### [Exercise requirements]
Locate every line in the records below that contains the word "title", and copy each one.

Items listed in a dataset
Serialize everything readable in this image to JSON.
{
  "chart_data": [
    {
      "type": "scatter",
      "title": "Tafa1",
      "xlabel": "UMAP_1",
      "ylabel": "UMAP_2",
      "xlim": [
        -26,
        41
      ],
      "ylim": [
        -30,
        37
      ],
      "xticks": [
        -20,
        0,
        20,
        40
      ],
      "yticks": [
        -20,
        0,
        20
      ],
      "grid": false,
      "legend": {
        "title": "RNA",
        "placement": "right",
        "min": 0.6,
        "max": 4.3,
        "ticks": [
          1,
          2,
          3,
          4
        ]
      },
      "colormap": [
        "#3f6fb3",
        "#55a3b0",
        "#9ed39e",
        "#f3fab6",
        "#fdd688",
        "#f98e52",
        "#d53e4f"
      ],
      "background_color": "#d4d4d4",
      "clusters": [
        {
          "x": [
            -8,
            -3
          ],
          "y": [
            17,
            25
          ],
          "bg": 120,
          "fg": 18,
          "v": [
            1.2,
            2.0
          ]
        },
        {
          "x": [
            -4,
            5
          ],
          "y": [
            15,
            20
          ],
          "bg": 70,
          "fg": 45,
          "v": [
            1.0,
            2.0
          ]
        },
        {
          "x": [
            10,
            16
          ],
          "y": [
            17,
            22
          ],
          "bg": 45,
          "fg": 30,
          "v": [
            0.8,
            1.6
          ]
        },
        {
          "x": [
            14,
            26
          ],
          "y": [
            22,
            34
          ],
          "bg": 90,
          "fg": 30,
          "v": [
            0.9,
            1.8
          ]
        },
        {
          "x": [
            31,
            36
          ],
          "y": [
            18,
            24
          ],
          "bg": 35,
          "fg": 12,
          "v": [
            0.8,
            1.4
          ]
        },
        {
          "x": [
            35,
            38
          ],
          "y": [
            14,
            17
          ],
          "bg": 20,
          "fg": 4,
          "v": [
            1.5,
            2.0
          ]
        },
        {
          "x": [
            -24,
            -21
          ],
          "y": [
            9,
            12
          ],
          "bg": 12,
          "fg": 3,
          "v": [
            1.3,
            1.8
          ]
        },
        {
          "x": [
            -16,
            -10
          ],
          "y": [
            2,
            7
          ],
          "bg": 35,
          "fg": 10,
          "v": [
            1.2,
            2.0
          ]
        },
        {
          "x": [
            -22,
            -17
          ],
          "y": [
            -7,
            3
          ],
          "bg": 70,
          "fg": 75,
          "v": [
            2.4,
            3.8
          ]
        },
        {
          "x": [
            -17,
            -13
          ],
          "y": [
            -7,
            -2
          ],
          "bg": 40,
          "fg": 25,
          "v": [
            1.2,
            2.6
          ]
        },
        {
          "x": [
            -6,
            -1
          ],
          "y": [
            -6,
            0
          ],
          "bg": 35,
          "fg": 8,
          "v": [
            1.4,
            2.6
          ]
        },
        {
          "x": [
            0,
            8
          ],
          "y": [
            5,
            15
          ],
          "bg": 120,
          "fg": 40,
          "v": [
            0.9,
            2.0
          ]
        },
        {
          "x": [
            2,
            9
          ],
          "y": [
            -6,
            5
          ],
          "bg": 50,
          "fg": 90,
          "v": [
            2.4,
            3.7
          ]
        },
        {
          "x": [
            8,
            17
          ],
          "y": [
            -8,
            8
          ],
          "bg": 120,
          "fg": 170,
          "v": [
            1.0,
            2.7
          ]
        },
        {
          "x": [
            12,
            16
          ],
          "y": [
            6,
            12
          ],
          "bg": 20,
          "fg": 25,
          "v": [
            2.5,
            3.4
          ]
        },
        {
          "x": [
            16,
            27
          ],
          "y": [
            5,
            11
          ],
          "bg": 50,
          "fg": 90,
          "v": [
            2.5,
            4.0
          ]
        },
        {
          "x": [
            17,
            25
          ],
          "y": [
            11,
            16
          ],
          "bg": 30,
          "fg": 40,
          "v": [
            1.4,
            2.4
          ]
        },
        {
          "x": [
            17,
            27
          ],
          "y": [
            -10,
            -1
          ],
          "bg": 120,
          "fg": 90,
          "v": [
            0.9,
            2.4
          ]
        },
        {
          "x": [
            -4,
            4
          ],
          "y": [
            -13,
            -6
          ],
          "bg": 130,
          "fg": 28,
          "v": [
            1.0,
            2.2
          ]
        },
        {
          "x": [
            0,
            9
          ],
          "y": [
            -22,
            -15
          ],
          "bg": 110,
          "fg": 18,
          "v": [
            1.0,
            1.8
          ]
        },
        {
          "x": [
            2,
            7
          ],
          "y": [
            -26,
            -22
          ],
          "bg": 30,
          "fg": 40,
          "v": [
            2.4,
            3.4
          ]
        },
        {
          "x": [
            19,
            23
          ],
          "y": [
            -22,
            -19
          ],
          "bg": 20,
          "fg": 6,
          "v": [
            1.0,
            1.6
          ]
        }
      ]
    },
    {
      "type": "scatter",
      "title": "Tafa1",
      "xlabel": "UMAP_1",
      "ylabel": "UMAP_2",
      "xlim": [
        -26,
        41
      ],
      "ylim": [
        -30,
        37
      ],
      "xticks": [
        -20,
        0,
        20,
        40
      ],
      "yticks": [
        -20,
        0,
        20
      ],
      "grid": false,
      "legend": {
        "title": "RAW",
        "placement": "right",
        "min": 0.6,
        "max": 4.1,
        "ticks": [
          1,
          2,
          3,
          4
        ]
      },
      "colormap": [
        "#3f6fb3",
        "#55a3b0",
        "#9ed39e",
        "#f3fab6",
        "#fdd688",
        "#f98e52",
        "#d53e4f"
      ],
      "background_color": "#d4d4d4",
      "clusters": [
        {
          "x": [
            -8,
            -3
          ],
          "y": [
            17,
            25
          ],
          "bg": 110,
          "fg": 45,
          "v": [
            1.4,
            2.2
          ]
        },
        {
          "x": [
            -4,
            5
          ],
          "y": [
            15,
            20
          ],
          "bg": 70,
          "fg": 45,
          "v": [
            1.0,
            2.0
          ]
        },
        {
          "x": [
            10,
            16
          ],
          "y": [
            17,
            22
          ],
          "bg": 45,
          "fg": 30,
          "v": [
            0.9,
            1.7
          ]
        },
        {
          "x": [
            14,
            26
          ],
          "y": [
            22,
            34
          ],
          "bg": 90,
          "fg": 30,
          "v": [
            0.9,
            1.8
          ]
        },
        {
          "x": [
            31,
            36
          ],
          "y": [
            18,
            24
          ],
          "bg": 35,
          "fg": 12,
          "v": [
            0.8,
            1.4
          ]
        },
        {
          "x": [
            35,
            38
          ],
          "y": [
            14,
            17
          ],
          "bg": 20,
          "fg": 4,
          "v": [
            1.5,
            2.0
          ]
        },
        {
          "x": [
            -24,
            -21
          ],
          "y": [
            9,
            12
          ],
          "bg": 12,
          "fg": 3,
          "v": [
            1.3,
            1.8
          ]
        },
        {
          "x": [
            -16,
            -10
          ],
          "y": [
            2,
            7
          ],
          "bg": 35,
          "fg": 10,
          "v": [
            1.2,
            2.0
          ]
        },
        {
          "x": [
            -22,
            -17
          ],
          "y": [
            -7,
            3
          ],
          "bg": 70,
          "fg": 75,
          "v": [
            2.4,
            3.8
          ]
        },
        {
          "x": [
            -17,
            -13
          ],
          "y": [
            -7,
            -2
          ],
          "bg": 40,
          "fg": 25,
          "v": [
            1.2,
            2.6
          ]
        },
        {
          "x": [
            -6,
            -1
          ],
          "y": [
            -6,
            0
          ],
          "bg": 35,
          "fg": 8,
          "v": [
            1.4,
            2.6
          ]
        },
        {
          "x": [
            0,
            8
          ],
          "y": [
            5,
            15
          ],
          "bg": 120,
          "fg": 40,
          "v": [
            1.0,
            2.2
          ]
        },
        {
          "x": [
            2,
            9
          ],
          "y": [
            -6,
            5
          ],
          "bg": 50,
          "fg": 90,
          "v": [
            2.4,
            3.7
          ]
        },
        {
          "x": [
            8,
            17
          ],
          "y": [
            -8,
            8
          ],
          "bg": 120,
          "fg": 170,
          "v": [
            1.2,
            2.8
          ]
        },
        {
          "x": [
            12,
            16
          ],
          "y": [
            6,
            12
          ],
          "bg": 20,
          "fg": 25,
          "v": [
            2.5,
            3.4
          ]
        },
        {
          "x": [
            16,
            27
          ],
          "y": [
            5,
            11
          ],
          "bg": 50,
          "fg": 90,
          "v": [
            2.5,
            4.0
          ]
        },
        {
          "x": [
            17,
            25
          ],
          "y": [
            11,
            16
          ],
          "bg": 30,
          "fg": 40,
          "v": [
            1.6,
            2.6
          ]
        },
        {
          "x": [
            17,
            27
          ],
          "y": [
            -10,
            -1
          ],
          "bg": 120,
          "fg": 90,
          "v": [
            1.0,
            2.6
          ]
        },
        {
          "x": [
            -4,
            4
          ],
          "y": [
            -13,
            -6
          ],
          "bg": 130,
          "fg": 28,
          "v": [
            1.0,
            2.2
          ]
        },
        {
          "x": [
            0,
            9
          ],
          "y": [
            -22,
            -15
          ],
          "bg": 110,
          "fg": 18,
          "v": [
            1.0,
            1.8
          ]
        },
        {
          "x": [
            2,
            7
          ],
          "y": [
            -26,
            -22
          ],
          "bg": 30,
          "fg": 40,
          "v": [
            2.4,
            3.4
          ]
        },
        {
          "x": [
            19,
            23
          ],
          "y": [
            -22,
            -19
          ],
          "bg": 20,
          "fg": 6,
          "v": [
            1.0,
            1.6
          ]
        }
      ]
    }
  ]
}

### [Result for this exercise]
      "title": "Tafa1",
        "title": "RNA",
      "title": "Tafa1",
        "title": "RAW",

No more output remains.